### [Dataset rows]
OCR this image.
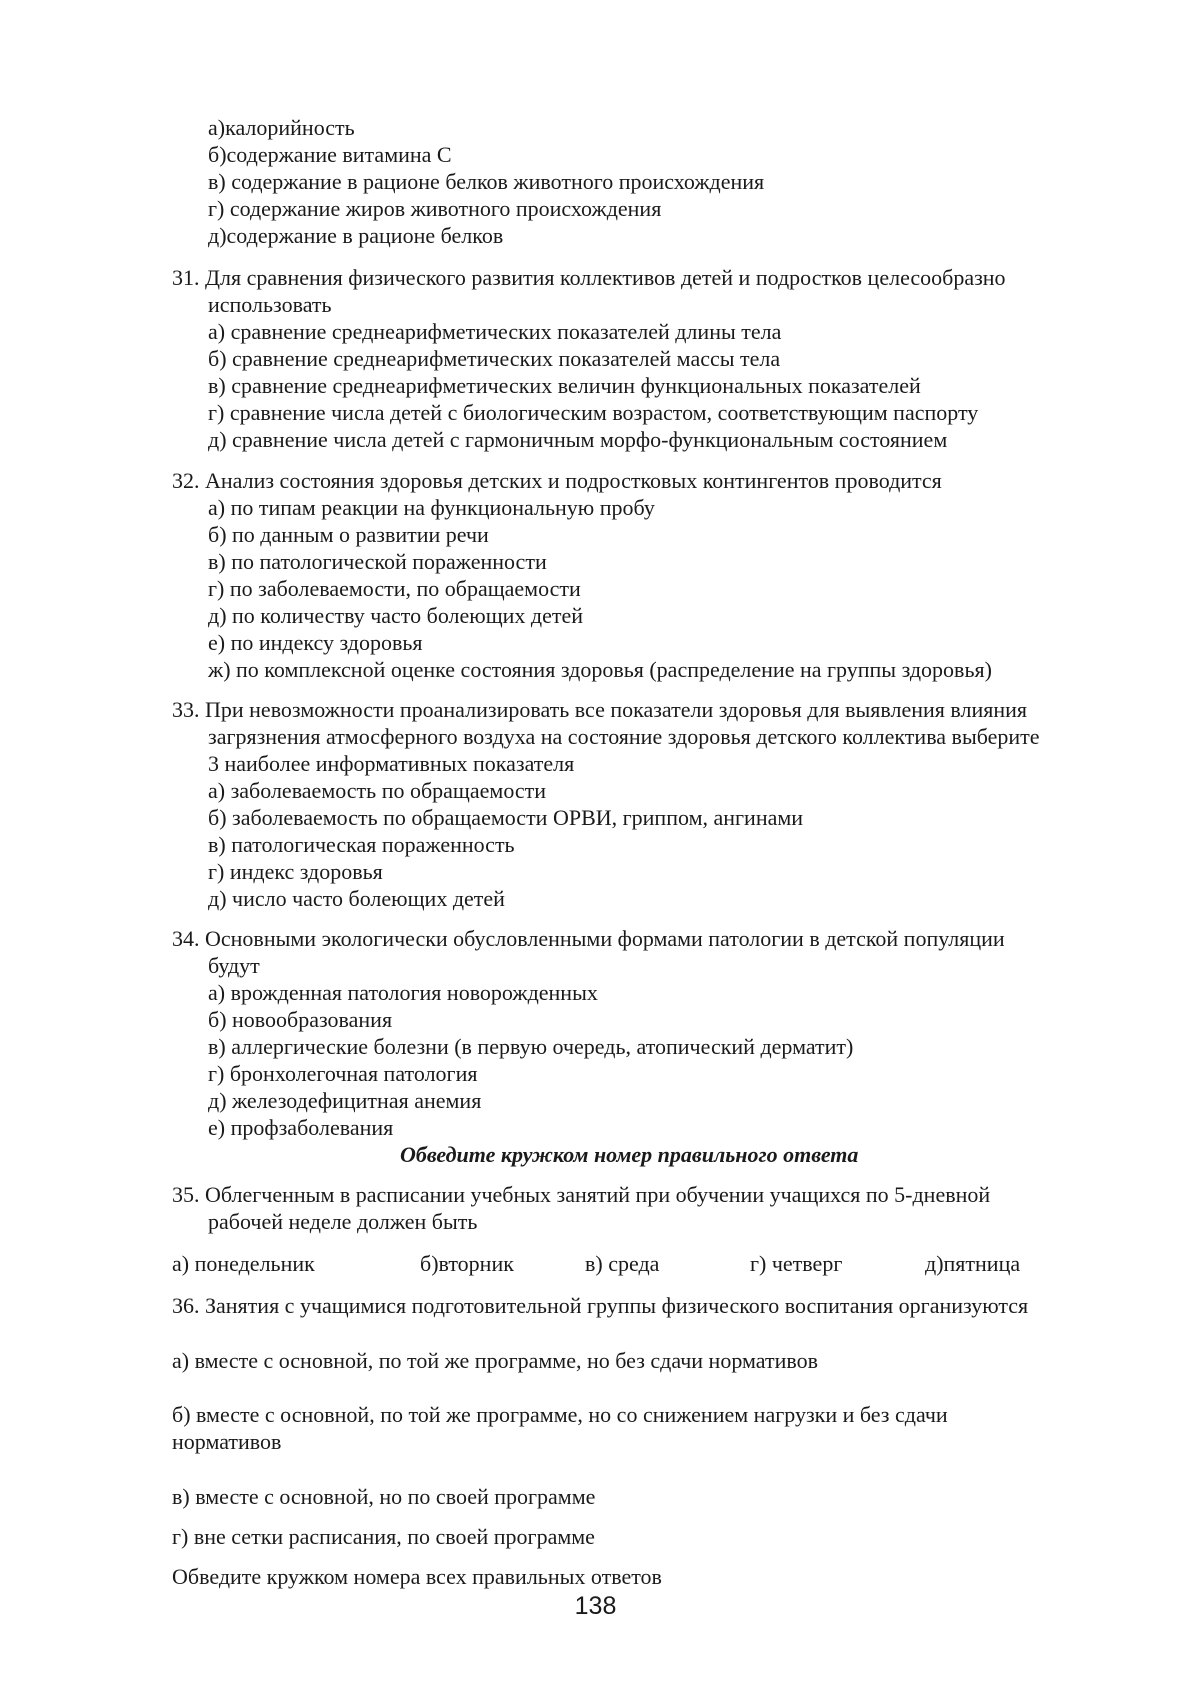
а)калорийность
б)содержание витамина С
в) содержание в рационе белков животного происхождения
г) содержание жиров животного происхождения
д)содержание в рационе белков
31. Для сравнения физического развития коллективов детей и подростков целесообразно
использовать
а) сравнение среднеарифметических показателей длины тела
б) сравнение среднеарифметических показателей массы тела
в) сравнение среднеарифметических величин функциональных показателей
г) сравнение числа детей с биологическим возрастом, соответствующим паспорту
д) сравнение числа детей с гармоничным морфо-функциональным состоянием
32. Анализ состояния здоровья детских и подростковых контингентов проводится
а) по типам реакции на функциональную пробу
б) по данным о развитии речи
в) по патологической пораженности
г) по заболеваемости, по обращаемости
д) по количеству часто болеющих детей
е) по индексу здоровья
ж) по комплексной оценке состояния здоровья (распределение на группы здоровья)
33. При невозможности проанализировать все показатели здоровья для выявления влияния
загрязнения атмосферного воздуха на состояние здоровья детского коллектива выберите
3 наиболее информативных показателя
а) заболеваемость по обращаемости
б) заболеваемость по обращаемости ОРВИ, гриппом, ангинами
в) патологическая пораженность
г) индекс здоровья
д) число часто болеющих детей
34. Основными экологически обусловленными формами патологии в детской популяции
будут
а) врожденная патология новорожденных
б) новообразования
в) аллергические болезни (в первую очередь, атопический дерматит)
г) бронхолегочная патология
д) железодефицитная анемия
е) профзаболевания
Обведите кружком номер правильного ответа
35. Облегченным в расписании учебных занятий при обучении учащихся по 5-дневной
рабочей неделе должен быть
а) понедельник	б)вторник	в) среда	г) четверг	д)пятница
36. Занятия с учащимися подготовительной группы физического воспитания организуются
а) вместе с основной, по той же программе, но без сдачи нормативов
б) вместе с основной, по той же программе, но со снижением нагрузки и без сдачи
нормативов
в) вместе с основной, но по своей программе
г) вне сетки расписания, по своей программе
Обведите кружком номера всех правильных ответов
138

### [Aim]
Copy out all the records exactly, excluding pictures.

### [Response for this exercise]
OCR this image.
а)калорийность
б)содержание витамина С
в) содержание в рационе белков животного происхождения
г) содержание жиров животного происхождения
д)содержание в рационе белков
31. Для сравнения физического развития коллективов детей и подростков целесообразно
использовать
а) сравнение среднеарифметических показателей длины тела
б) сравнение среднеарифметических показателей массы тела
в) сравнение среднеарифметических величин функциональных показателей
г) сравнение числа детей с биологическим возрастом, соответствующим паспорту
д) сравнение числа детей с гармоничным морфо-функциональным состоянием
32. Анализ состояния здоровья детских и подростковых контингентов проводится
а) по типам реакции на функциональную пробу
б) по данным о развитии речи
в) по патологической пораженности
г) по заболеваемости, по обращаемости
д) по количеству часто болеющих детей
е) по индексу здоровья
ж) по комплексной оценке состояния здоровья (распределение на группы здоровья)
33. При невозможности проанализировать все показатели здоровья для выявления влияния
загрязнения атмосферного воздуха на состояние здоровья детского коллектива выберите
3 наиболее информативных показателя
а) заболеваемость по обращаемости
б) заболеваемость по обращаемости ОРВИ, гриппом, ангинами
в) патологическая пораженность
г) индекс здоровья
д) число часто болеющих детей
34. Основными экологически обусловленными формами патологии в детской популяции
будут
а) врожденная патология новорожденных
б) новообразования
в) аллергические болезни (в первую очередь, атопический дерматит)
г) бронхолегочная патология
д) железодефицитная анемия
е) профзаболевания
Обведите кружком номер правильного ответа
35. Облегченным в расписании учебных занятий при обучении учащихся по 5-дневной
рабочей неделе должен быть
а) понедельник	б)вторник	в) среда	г) четверг	д)пятница
36. Занятия с учащимися подготовительной группы физического воспитания организуются
а) вместе с основной, по той же программе, но без сдачи нормативов
б) вместе с основной, по той же программе, но со снижением нагрузки и без сдачи
нормативов
в) вместе с основной, но по своей программе
г) вне сетки расписания, по своей программе
Обведите кружком номера всех правильных ответов
138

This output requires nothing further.